* START Extracted data *

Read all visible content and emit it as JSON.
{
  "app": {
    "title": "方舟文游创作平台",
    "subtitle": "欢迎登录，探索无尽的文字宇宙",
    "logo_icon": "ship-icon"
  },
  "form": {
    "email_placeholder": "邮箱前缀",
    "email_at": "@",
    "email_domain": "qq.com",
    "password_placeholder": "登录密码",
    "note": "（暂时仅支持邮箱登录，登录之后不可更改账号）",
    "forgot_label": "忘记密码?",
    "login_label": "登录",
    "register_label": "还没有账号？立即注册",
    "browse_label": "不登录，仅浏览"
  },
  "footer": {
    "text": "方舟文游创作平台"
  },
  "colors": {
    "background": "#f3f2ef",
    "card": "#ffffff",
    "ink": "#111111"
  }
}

* END Extracted data *

# Requirement:
Transcribe the material above in its entirety. Match it exactly.

# Finished answer:
Read all visible content and emit it as JSON.
{
  "app": {
    "title": "方舟文游创作平台",
    "subtitle": "欢迎登录，探索无尽的文字宇宙",
    "logo_icon": "ship-icon"
  },
  "form": {
    "email_placeholder": "邮箱前缀",
    "email_at": "@",
    "email_domain": "qq.com",
    "password_placeholder": "登录密码",
    "note": "（暂时仅支持邮箱登录，登录之后不可更改账号）",
    "forgot_label": "忘记密码?",
    "login_label": "登录",
    "register_label": "还没有账号？立即注册",
    "browse_label": "不登录，仅浏览"
  },
  "footer": {
    "text": "方舟文游创作平台"
  },
  "colors": {
    "background": "#f3f2ef",
    "card": "#ffffff",
    "ink": "#111111"
  }
}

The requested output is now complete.